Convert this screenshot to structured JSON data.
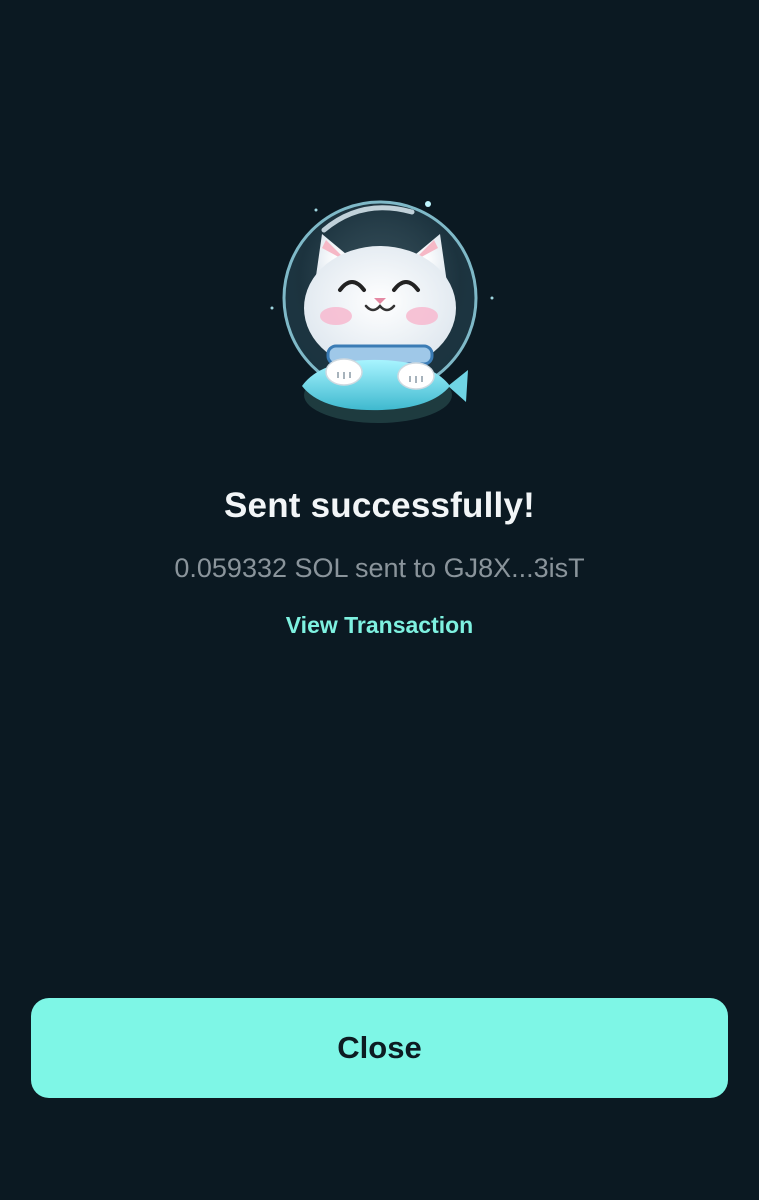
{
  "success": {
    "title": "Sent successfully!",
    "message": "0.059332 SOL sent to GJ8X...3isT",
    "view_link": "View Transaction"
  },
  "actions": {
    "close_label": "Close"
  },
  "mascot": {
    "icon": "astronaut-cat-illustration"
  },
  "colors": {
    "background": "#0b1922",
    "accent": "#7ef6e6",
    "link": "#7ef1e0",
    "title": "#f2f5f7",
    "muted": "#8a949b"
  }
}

§ **What you have to do**
Copy out every line of the data that includes "title".

§ **Exercise solution**
    "title": "Sent successfully!",
    "title": "#f2f5f7",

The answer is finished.